# Provided data start
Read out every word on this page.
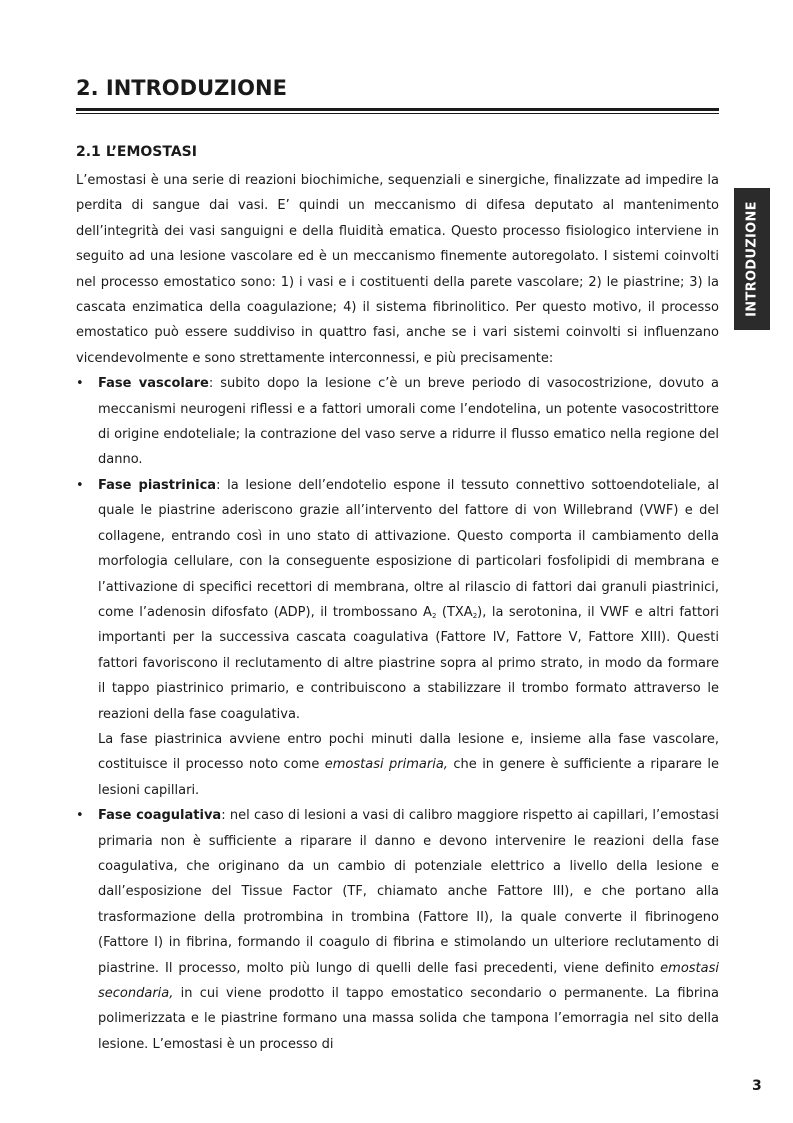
2. INTRODUZIONE
2.1 L’EMOSTASI
INTRODUZIONE

L’emostasi è una serie di reazioni biochimiche, sequenziali e sinergiche, finalizzate ad impedire la perdita di sangue dai vasi. E’ quindi un meccanismo di difesa deputato al mantenimento dell’integrità dei vasi sanguigni e della fluidità ematica. Questo processo fisiologico interviene in seguito ad una lesione vascolare ed è un meccanismo finemente autoregolato. I sistemi coinvolti nel processo emostatico sono: 1) i vasi e i costituenti della parete vascolare; 2) le piastrine; 3) la cascata enzimatica della coagulazione; 4) il sistema fibrinolitico. Per questo motivo, il processo emostatico può essere suddiviso in quattro fasi, anche se i vari sistemi coinvolti si influenzano vicendevolmente e sono strettamente interconnessi, e più precisamente:

• Fase vascolare: subito dopo la lesione c’è un breve periodo di vasocostrizione, dovuto a meccanismi neurogeni riflessi e a fattori umorali come l’endotelina, un potente vasocostrittore di origine endoteliale; la contrazione del vaso serve a ridurre il flusso ematico nella regione del danno.

• Fase piastrinica: la lesione dell’endotelio espone il tessuto connettivo sottoendoteliale, al quale le piastrine aderiscono grazie all’intervento del fattore di von Willebrand (VWF) e del collagene, entrando così in uno stato di attivazione. Questo comporta il cambiamento della morfologia cellulare, con la conseguente esposizione di particolari fosfolipidi di membrana e l’attivazione di specifici recettori di membrana, oltre al rilascio di fattori dai granuli piastrinici, come l’adenosin difosfato (ADP), il trombossano $A_2$ $(TXA_2)$, la serotonina, il VWF e altri fattori importanti per la successiva cascata coagulativa (Fattore IV, Fattore V, Fattore XIII). Questi fattori favoriscono il reclutamento di altre piastrine sopra al primo strato, in modo da formare il tappo piastrinico primario, e contribuiscono a stabilizzare il trombo formato attraverso le reazioni della fase coagulativa.

La fase piastrinica avviene entro pochi minuti dalla lesione e, insieme alla fase vascolare, costituisce il processo noto come emostasi primaria, che in genere è sufficiente a riparare le lesioni capillari.

• Fase coagulativa: nel caso di lesioni a vasi di calibro maggiore rispetto ai capillari, l’emostasi primaria non è sufficiente a riparare il danno e devono intervenire le reazioni della fase coagulativa, che originano da un cambio di potenziale elettrico a livello della lesione e dall’esposizione del Tissue Factor (TF, chiamato anche Fattore III), e che portano alla trasformazione della protrombina in trombina (Fattore II), la quale converte il fibrinogeno (Fattore I) in fibrina, formando il coagulo di fibrina e stimolando un ulteriore reclutamento di piastrine. Il processo, molto più lungo di quelli delle fasi precedenti, viene definito emostasi secondaria, in cui viene prodotto il tappo emostatico secondario o permanente. La fibrina polimerizzata e le piastrine formano una massa solida che tampona l’emorragia nel sito della lesione. L’emostasi è un processo di
3
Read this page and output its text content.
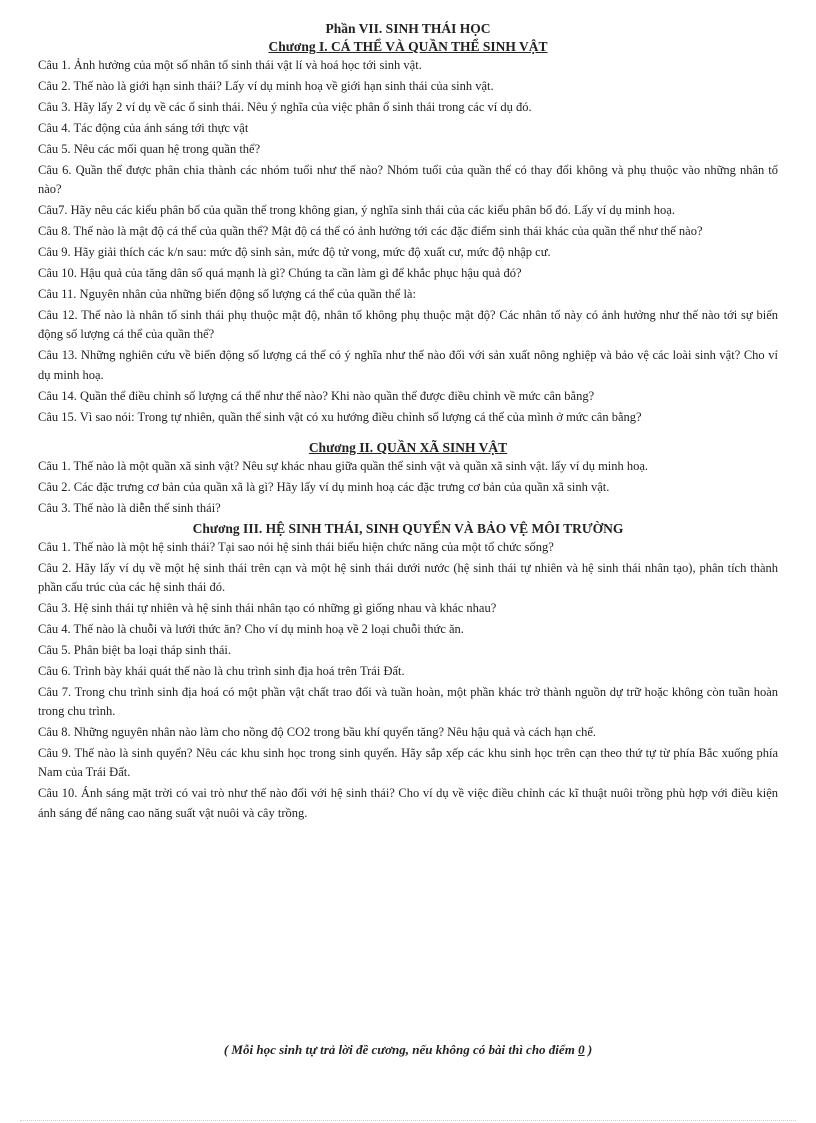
Phần VII. SINH THÁI HỌC

Chương I. CÁ THỂ VÀ QUẦN THỂ SINH VẬT

Câu 1. Ảnh hưởng của một số nhân tố sinh thái vật lí và hoá học tới sinh vật.

Câu 2. Thế nào là giới hạn sinh thái? Lấy ví dụ minh hoạ về giới hạn sinh thái của sinh vật.

Câu 3. Hãy lấy 2 ví dụ về các ổ sinh thái. Nêu ý nghĩa của việc phân ổ sinh thái trong các ví dụ đó.

Câu 4. Tác động của ánh sáng tới thực vật

Câu 5. Nêu các mối quan hệ trong quần thể?

Câu 6. Quần thể được phân chia thành các nhóm tuổi như thế nào? Nhóm tuổi của quần thể có thay đổi không và phụ thuộc vào những nhân tố nào?

Câu7. Hãy nêu các kiểu phân bố của quần thể trong không gian, ý nghĩa sinh thái của các kiểu phân bố đó. Lấy ví dụ minh hoạ.

Câu 8. Thế nào là mật độ cá thể của quần thể? Mật độ cá thể có ảnh hưởng tới các đặc điểm sinh thái khác của quần thể như thế nào?

Câu 9. Hãy giải thích các k/n sau: mức độ sinh sản, mức độ tử vong, mức độ xuất cư, mức độ nhập cư.

Câu 10. Hậu quả của tăng dân số quá mạnh là gì? Chúng ta cần làm gì để khắc phục hậu quả đó?

Câu 11. Nguyên nhân của những biến động số lượng cá thể của quần thể là:

Câu 12. Thế nào là nhân tố sinh thái phụ thuộc mật độ, nhân tố không phụ thuộc mật độ? Các nhân tố này có ảnh hưởng như thế nào tới sự biến động số lượng cá thể của quần thể?

Câu 13. Những nghiên cứu về biến động số lượng cá thể có ý nghĩa như thế nào đối với sản xuất nông nghiệp và bảo vệ các loài sinh vật? Cho ví dụ minh hoạ.

Câu 14. Quần thể điều chỉnh số lượng cá thể như thế nào? Khi nào quần thể được điều chỉnh về mức cân bằng?

Câu 15. Vì sao nói: Trong tự nhiên, quần thể sinh vật có xu hướng điều chỉnh số lượng cá thể của mình ở mức cân bằng?

Chương II. QUẦN XÃ SINH VẬT

Câu 1. Thế nào là một quần xã sinh vật? Nêu sự khác nhau giữa quần thể sinh vật và quần xã sinh vật. lấy ví dụ minh hoạ.

Câu 2. Các đặc trưng cơ bản của quần xã là gì? Hãy lấy ví dụ minh hoạ các đặc trưng cơ bản của quần xã sinh vật.

Câu 3. Thế nào là diễn thế sinh thái?

Chương III. HỆ SINH THÁI, SINH QUYỂN VÀ BẢO VỆ MÔI TRƯỜNG

Câu 1. Thế nào là một hệ sinh thái? Tại sao nói hệ sinh thái biểu hiện chức năng của một tổ chức sống?

Câu 2. Hãy lấy ví dụ về một hệ sinh thái trên cạn và một hệ sinh thái dưới nước (hệ sinh thái tự nhiên và hệ sinh thái nhân tạo), phân tích thành phần cấu trúc của các hệ sinh thái đó.

Câu 3. Hệ sinh thái tự nhiên và hệ sinh thái nhân tạo có những gì giống nhau và khác nhau?

Câu 4. Thế nào là chuỗi và lưới thức ăn? Cho ví dụ minh hoạ về 2 loại chuỗi thức ăn.

Câu 5. Phân biệt ba loại tháp sinh thái.

Câu 6. Trình bày khái quát thế nào là chu trình sinh địa hoá trên Trái Đất.

Câu 7. Trong chu trình sinh địa hoá có một phần vật chất trao đổi và tuần hoàn, một phần khác trở thành nguồn dự trữ hoặc không còn tuần hoàn trong chu trình.

Câu 8. Những nguyên nhân nào làm cho nồng độ CO2 trong bầu khí quyển tăng? Nêu hậu quả và cách hạn chế.

Câu 9. Thế nào là sinh quyển? Nêu các khu sinh học trong sinh quyển. Hãy sắp xếp các khu sinh học trên cạn theo thứ tự từ phía Bắc xuống phía Nam của Trái Đất.

Câu 10. Ánh sáng mặt trời có vai trò như thế nào đối với hệ sinh thái? Cho ví dụ về việc điều chỉnh các kĩ thuật nuôi trồng phù hợp với điều kiện ánh sáng để nâng cao năng suất vật nuôi và cây trồng.

( Mỗi học sinh tự trả lời đề cương, nếu không có bài thì cho điểm 0 )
# Provided data end
Direction ▸ From the listing above, copy every line that includes the word "động".

In response ▸
Câu 4. Tác động của ánh sáng tới thực vật
Câu 11. Nguyên nhân của những biến động số lượng cá thể của quần thể là:
Câu 12. Thế nào là nhân tố sinh thái phụ thuộc mật độ, nhân tố không phụ thuộc mật độ? Các nhân tố này có ảnh hưởng như thế nào tới sự biến động số lượng cá thể của quần thể?
Câu 13. Những nghiên cứu về biến động số lượng cá thể có ý nghĩa như thế nào đối với sản xuất nông nghiệp và bảo vệ các loài sinh vật? Cho ví dụ minh hoạ.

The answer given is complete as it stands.